→ INSTRUCTIONS FOR THE TASK
Collect every line of the records below that contains the word "this".

## BEGIN EXTRACTED DATA

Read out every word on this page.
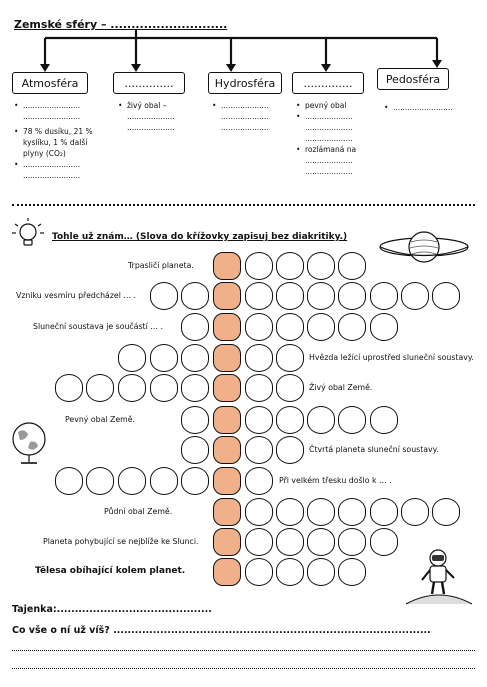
Zemské sféry – ............................
Atmosféra	..............	Hydrosféra	..............	Pedosféra
• ........................
........................
• 78 % dusíku, 21 % kyslíku, 1 % další plyny (CO₂)
• ........................
........................
• živý obal –
....................
....................
• ....................
....................
....................
• pevný obal
• ....................
....................
....................
• rozlámaná na
....................
....................
• .........................
Tohle už znám… (Slova do křížovky zapisuj bez diakritiky.)
Trpasličí planeta.
Vzniku vesmíru předcházel … .
Sluneční soustava je součástí … .
Hvězda ležící uprostřed sluneční soustavy.
Živý obal Země.
Pevný obal Země.
Čtvrtá planeta sluneční soustavy.
Při velkém třesku došlo k … .
Půdní obal Země.
Planeta pohybující se nejblíže ke Slunci.
Tělesa obíhající kolem planet.
Tajenka:...........................................
Co vše o ní už víš? ........................................................................................
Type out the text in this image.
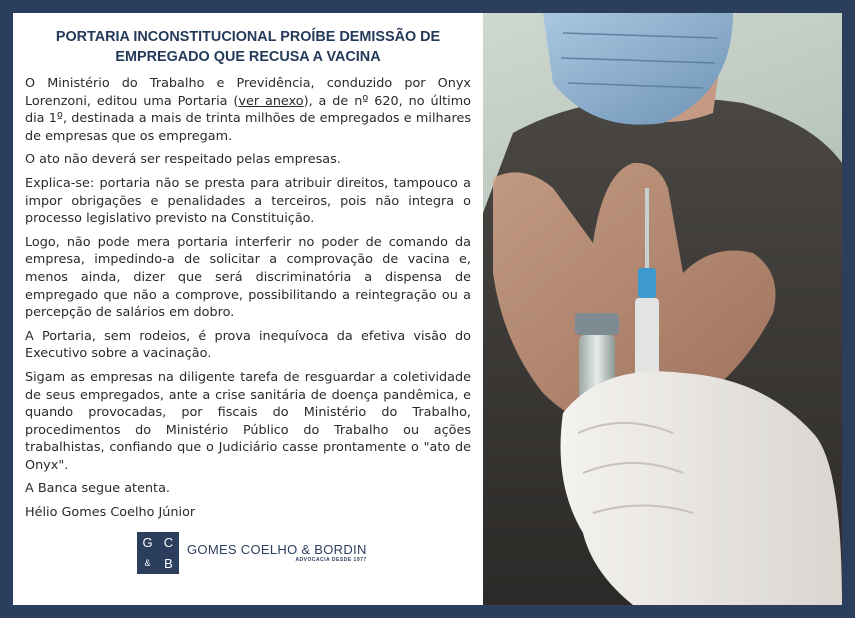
PORTARIA INCONSTITUCIONAL PROÍBE DEMISSÃO DE EMPREGADO QUE RECUSA A VACINA

O Ministério do Trabalho e Previdência, conduzido por Onyx Lorenzoni, editou uma Portaria (ver anexo), a de nº 620, no último dia 1º, destinada a mais de trinta milhões de empregados e milhares de empresas que os empregam.

O ato não deverá ser respeitado pelas empresas.

Explica-se: portaria não se presta para atribuir direitos, tampouco a impor obrigações e penalidades a terceiros, pois não integra o processo legislativo previsto na Constituição.

Logo, não pode mera portaria interferir no poder de comando da empresa, impedindo-a de solicitar a comprovação de vacina e, menos ainda, dizer que será discriminatória a dispensa de empregado que não a comprove, possibilitando a reintegração ou a percepção de salários em dobro.

A Portaria, sem rodeios, é prova inequívoca da efetiva visão do Executivo sobre a vacinação.

Sigam as empresas na diligente tarefa de resguardar a coletividade de seus empregados, ante a crise sanitária de doença pandêmica, e quando provocadas, por fiscais do Ministério do Trabalho, procedimentos do Ministério Público do Trabalho ou ações trabalhistas, confiando que o Judiciário casse prontamente o "ato de Onyx".

A Banca segue atenta.

Hélio Gomes Coelho Júnior

G C
&	B
GOMES COELHO & BORDIN
ADVOCACIA DESDE 1977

## END EXTRACTED DATA

→ RESULT OF THE EXERCISE
Read out every word on this page.
Type out the text in this image.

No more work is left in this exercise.